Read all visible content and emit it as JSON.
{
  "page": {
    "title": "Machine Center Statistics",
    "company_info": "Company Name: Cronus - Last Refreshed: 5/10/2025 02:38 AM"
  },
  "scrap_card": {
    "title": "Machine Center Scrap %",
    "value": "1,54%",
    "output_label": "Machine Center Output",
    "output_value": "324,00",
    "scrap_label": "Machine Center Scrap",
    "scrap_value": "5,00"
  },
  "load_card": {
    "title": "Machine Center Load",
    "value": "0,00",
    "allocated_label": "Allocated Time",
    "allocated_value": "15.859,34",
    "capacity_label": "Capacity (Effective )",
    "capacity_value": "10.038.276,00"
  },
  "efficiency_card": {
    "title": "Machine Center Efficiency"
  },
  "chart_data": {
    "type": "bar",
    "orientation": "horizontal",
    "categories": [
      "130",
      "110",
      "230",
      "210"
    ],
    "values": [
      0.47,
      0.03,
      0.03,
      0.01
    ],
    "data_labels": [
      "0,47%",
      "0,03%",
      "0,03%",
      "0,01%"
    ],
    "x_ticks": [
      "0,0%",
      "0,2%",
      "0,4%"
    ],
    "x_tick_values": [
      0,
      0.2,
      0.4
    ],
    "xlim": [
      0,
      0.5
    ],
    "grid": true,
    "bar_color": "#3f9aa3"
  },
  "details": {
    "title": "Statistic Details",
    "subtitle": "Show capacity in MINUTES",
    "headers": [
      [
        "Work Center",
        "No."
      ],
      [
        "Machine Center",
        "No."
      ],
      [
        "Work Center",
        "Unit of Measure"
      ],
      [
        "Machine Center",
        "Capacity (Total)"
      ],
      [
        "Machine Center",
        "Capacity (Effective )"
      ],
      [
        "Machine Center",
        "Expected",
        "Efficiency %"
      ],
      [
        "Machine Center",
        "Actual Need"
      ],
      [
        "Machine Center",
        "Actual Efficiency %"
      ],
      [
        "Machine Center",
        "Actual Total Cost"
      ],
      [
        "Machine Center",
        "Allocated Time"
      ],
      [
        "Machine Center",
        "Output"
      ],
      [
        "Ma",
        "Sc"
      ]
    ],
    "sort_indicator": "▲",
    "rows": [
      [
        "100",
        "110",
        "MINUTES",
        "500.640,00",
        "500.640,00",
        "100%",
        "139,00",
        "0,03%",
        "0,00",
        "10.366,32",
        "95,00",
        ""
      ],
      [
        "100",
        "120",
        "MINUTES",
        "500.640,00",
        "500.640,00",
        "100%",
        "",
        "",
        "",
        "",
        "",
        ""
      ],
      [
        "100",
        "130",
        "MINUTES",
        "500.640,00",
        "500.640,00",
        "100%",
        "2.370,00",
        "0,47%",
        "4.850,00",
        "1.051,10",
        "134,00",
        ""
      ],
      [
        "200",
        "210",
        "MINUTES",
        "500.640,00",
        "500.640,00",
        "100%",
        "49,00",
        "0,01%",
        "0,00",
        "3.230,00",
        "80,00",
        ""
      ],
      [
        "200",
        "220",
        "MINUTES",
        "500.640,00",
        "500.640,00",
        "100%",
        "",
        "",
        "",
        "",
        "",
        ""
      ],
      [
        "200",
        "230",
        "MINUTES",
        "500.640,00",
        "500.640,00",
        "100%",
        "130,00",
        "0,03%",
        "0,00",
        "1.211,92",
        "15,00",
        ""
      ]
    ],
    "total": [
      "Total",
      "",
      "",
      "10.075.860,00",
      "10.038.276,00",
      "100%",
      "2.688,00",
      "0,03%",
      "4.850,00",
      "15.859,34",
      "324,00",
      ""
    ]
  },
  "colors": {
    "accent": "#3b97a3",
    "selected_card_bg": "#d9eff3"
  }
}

▶ [Short exercise] Retype the whole listing, matching it exactly.

▶ [Task output]
Read all visible content and emit it as JSON.
{
  "page": {
    "title": "Machine Center Statistics",
    "company_info": "Company Name: Cronus - Last Refreshed: 5/10/2025 02:38 AM"
  },
  "scrap_card": {
    "title": "Machine Center Scrap %",
    "value": "1,54%",
    "output_label": "Machine Center Output",
    "output_value": "324,00",
    "scrap_label": "Machine Center Scrap",
    "scrap_value": "5,00"
  },
  "load_card": {
    "title": "Machine Center Load",
    "value": "0,00",
    "allocated_label": "Allocated Time",
    "allocated_value": "15.859,34",
    "capacity_label": "Capacity (Effective )",
    "capacity_value": "10.038.276,00"
  },
  "efficiency_card": {
    "title": "Machine Center Efficiency"
  },
  "chart_data": {
    "type": "bar",
    "orientation": "horizontal",
    "categories": [
      "130",
      "110",
      "230",
      "210"
    ],
    "values": [
      0.47,
      0.03,
      0.03,
      0.01
    ],
    "data_labels": [
      "0,47%",
      "0,03%",
      "0,03%",
      "0,01%"
    ],
    "x_ticks": [
      "0,0%",
      "0,2%",
      "0,4%"
    ],
    "x_tick_values": [
      0,
      0.2,
      0.4
    ],
    "xlim": [
      0,
      0.5
    ],
    "grid": true,
    "bar_color": "#3f9aa3"
  },
  "details": {
    "title": "Statistic Details",
    "subtitle": "Show capacity in MINUTES",
    "headers": [
      [
        "Work Center",
        "No."
      ],
      [
        "Machine Center",
        "No."
      ],
      [
        "Work Center",
        "Unit of Measure"
      ],
      [
        "Machine Center",
        "Capacity (Total)"
      ],
      [
        "Machine Center",
        "Capacity (Effective )"
      ],
      [
        "Machine Center",
        "Expected",
        "Efficiency %"
      ],
      [
        "Machine Center",
        "Actual Need"
      ],
      [
        "Machine Center",
        "Actual Efficiency %"
      ],
      [
        "Machine Center",
        "Actual Total Cost"
      ],
      [
        "Machine Center",
        "Allocated Time"
      ],
      [
        "Machine Center",
        "Output"
      ],
      [
        "Ma",
        "Sc"
      ]
    ],
    "sort_indicator": "▲",
    "rows": [
      [
        "100",
        "110",
        "MINUTES",
        "500.640,00",
        "500.640,00",
        "100%",
        "139,00",
        "0,03%",
        "0,00",
        "10.366,32",
        "95,00",
        ""
      ],
      [
        "100",
        "120",
        "MINUTES",
        "500.640,00",
        "500.640,00",
        "100%",
        "",
        "",
        "",
        "",
        "",
        ""
      ],
      [
        "100",
        "130",
        "MINUTES",
        "500.640,00",
        "500.640,00",
        "100%",
        "2.370,00",
        "0,47%",
        "4.850,00",
        "1.051,10",
        "134,00",
        ""
      ],
      [
        "200",
        "210",
        "MINUTES",
        "500.640,00",
        "500.640,00",
        "100%",
        "49,00",
        "0,01%",
        "0,00",
        "3.230,00",
        "80,00",
        ""
      ],
      [
        "200",
        "220",
        "MINUTES",
        "500.640,00",
        "500.640,00",
        "100%",
        "",
        "",
        "",
        "",
        "",
        ""
      ],
      [
        "200",
        "230",
        "MINUTES",
        "500.640,00",
        "500.640,00",
        "100%",
        "130,00",
        "0,03%",
        "0,00",
        "1.211,92",
        "15,00",
        ""
      ]
    ],
    "total": [
      "Total",
      "",
      "",
      "10.075.860,00",
      "10.038.276,00",
      "100%",
      "2.688,00",
      "0,03%",
      "4.850,00",
      "15.859,34",
      "324,00",
      ""
    ]
  },
  "colors": {
    "accent": "#3b97a3",
    "selected_card_bg": "#d9eff3"
  }
}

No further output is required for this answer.